- **TEXTE PROPOSÉ**
=-=-=

Le Schtroumpfissime

   L’appropriation par les militants d’AF de la culture de la bande dessinée dans la période contemporaine témoigne de la vitalité et des capacités de renouvellement de notre mouvement. Les détournements des aventures du Concombre masqué de Mandryka ou de la Marque jaune, célèbre album de la série Blake et Mortimer, ont marqué les publications de la « Génération Maurras » des années 90 (Le Feu Follet, Insurrection). Autre inspiration importante pour les jeunes maurrassiens : la lecture du Sceptre d’Ottokar  d’Hergé où Tintin vole au secours du roi de Syldavie, symbole de la résistance d’une autorité monarchique éclairée et bienfaisante à la montée des régimes totalitaires. Mais le plus important des albums de bande dessinée pour la jeunesse d’AF est sans doute Le Schtroumpfissime de Peyo dont une réédition savamment commentée par Hugues Dayez vient de paraître chez Dupuis.
   Il s’agit de la première longue aventure en quarante planches des Schtroumpfs, parue en 1964 dans Le Journal de Spirou. Jusque-là les petits hommes bleus n’avaient inspiré à leur auteur que des mini-récits et deux histoires en vingt planches. L’argument est simple : le Grand Schtroumpf quitte le village pour partir en quête d’un ingrédient pour ses préparations alchimiques. Pendant son absence le peuple Schtroumpf veut se choisir un chef provisoire et la lutte de tous contre tous s’engage. Il en résulte une anarchie complète. Finalement, un Schtroumpf plus malin que les autres propose d’élire le remplaçant du Grand Schtroumpf et, en se livrant à la démagogie la plus effrénée (promettant tout à tous), il réussit à se faire élire. Une fois élu, le Schtroumpf “président” se proclame Schtroumpfissime et s’entoure d’un apparat digne de l’empereur Bokassa ! Il finit par instaurer une tyrannie inouïe à laquelle une conjuration de la moitié du village et surtout le retour du Grand Schtroumpf pourront mettre heureusement un terme à la fin de l’album.

=-=-=

- **DONNÉES FOURNIES**
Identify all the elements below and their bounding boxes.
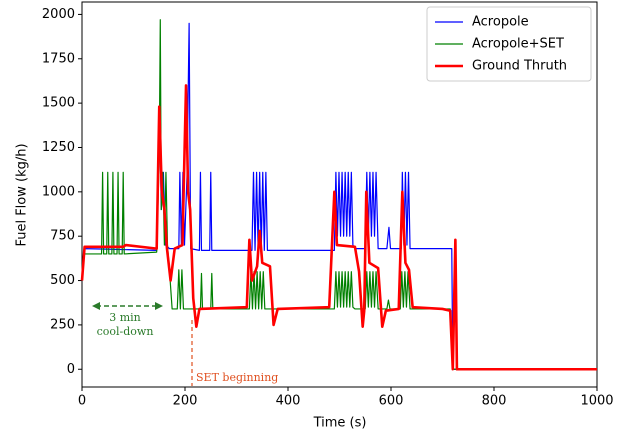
- y-tick-label: 500: [50, 273, 75, 288]
- y-tick-label: 1500: [42, 96, 75, 111]
- y-tick-label: 1250: [42, 140, 75, 155]
- series-line: [80, 84, 597, 371]
- arrow-heads: [92, 302, 163, 310]
- plot-frame: [81, 1, 598, 388]
- y-tick-label: 250: [50, 317, 75, 332]
- x-tick-label: 400: [276, 394, 301, 409]
- annotation: 3 min: [109, 311, 141, 324]
- x-axis-title: Time (s): [313, 416, 367, 431]
- y-tick-label: 0: [67, 362, 75, 377]
- x-tick-label: 200: [173, 394, 198, 409]
- x-tick-label: 1000: [580, 394, 613, 409]
- legend-box: [426, 6, 592, 82]
- x-tick-label: 800: [482, 394, 507, 409]
- series-line: [81, 19, 597, 370]
- y-axis-title: Fuel Flow (kg/h): [15, 143, 30, 246]
- legend-label: Acropole: [472, 15, 529, 30]
- annotation: SET beginning: [196, 371, 278, 384]
- legend-label: Ground Thruth: [472, 59, 567, 74]
- y-tick-label: 750: [50, 229, 75, 244]
- x-tick-label: 600: [379, 394, 404, 409]
- set-annotation: SET beginning: [191, 320, 278, 386]
- y-tick-label: 1000: [42, 184, 75, 199]
- legend: Acropole Acropole+SET Ground Thruth: [426, 6, 592, 82]
- legend-label: Acropole+SET: [472, 37, 564, 52]
- annotation: cool-down: [97, 325, 154, 338]
- cooldown-annotation: 3 min cool-down: [92, 302, 163, 338]
- x-tick-label: 0: [78, 394, 86, 409]
- y-tick-label: 2000: [42, 7, 75, 22]
- y-tick-label: 1750: [42, 51, 75, 66]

=-=-=

- **CONSIGNES**
A) Recopiez tel quel le texte sur Le Schtroumpfissime, du début à la fin.
B) Dans les enregistrements, réécrivez seulement les lignes qui commencent à celle contenant « - y-tick-label: 500: [50, 273, 75, 288] » et se terminent à celle contenant « - x-tick-label: 1000: [580, 394, 613, 409] ». Mettez « chart-frame » à la place de « plot-frame » et gardez tout le reste sans changement.

- **CORRIGÉ DES EXERCICES**
A)
Le Schtroumpfissime

   L’appropriation par les militants d’AF de la culture de la bande dessinée dans la période contemporaine témoigne de la vitalité et des capacités de renouvellement de notre mouvement. Les détournements des aventures du Concombre masqué de Mandryka ou de la Marque jaune, célèbre album de la série Blake et Mortimer, ont marqué les publications de la « Génération Maurras » des années 90 (Le Feu Follet, Insurrection). Autre inspiration importante pour les jeunes maurrassiens : la lecture du Sceptre d’Ottokar  d’Hergé où Tintin vole au secours du roi de Syldavie, symbole de la résistance d’une autorité monarchique éclairée et bienfaisante à la montée des régimes totalitaires. Mais le plus important des albums de bande dessinée pour la jeunesse d’AF est sans doute Le Schtroumpfissime de Peyo dont une réédition savamment commentée par Hugues Dayez vient de paraître chez Dupuis.
   Il s’agit de la première longue aventure en quarante planches des Schtroumpfs, parue en 1964 dans Le Journal de Spirou. Jusque-là les petits hommes bleus n’avaient inspiré à leur auteur que des mini-récits et deux histoires en vingt planches. L’argument est simple : le Grand Schtroumpf quitte le village pour partir en quête d’un ingrédient pour ses préparations alchimiques. Pendant son absence le peuple Schtroumpf veut se choisir un chef provisoire et la lutte de tous contre tous s’engage. Il en résulte une anarchie complète. Finalement, un Schtroumpf plus malin que les autres propose d’élire le remplaçant du Grand Schtroumpf et, en se livrant à la démagogie la plus effrénée (promettant tout à tous), il réussit à se faire élire. Une fois élu, le Schtroumpf “président” se proclame Schtroumpfissime et s’entoure d’un apparat digne de l’empereur Bokassa ! Il finit par instaurer une tyrannie inouïe à laquelle une conjuration de la moitié du village et surtout le retour du Grand Schtroumpf pourront mettre heureusement un terme à la fin de l’album.

B)
- y-tick-label: 500: [50, 273, 75, 288]
- y-tick-label: 1500: [42, 96, 75, 111]
- y-tick-label: 1250: [42, 140, 75, 155]
- series-line: [80, 84, 597, 371]
- arrow-heads: [92, 302, 163, 310]
- chart-frame: [81, 1, 598, 388]
- y-tick-label: 250: [50, 317, 75, 332]
- x-tick-label: 400: [276, 394, 301, 409]
- annotation: 3 min: [109, 311, 141, 324]
- x-axis-title: Time (s): [313, 416, 367, 431]
- y-tick-label: 0: [67, 362, 75, 377]
- x-tick-label: 200: [173, 394, 198, 409]
- x-tick-label: 1000: [580, 394, 613, 409]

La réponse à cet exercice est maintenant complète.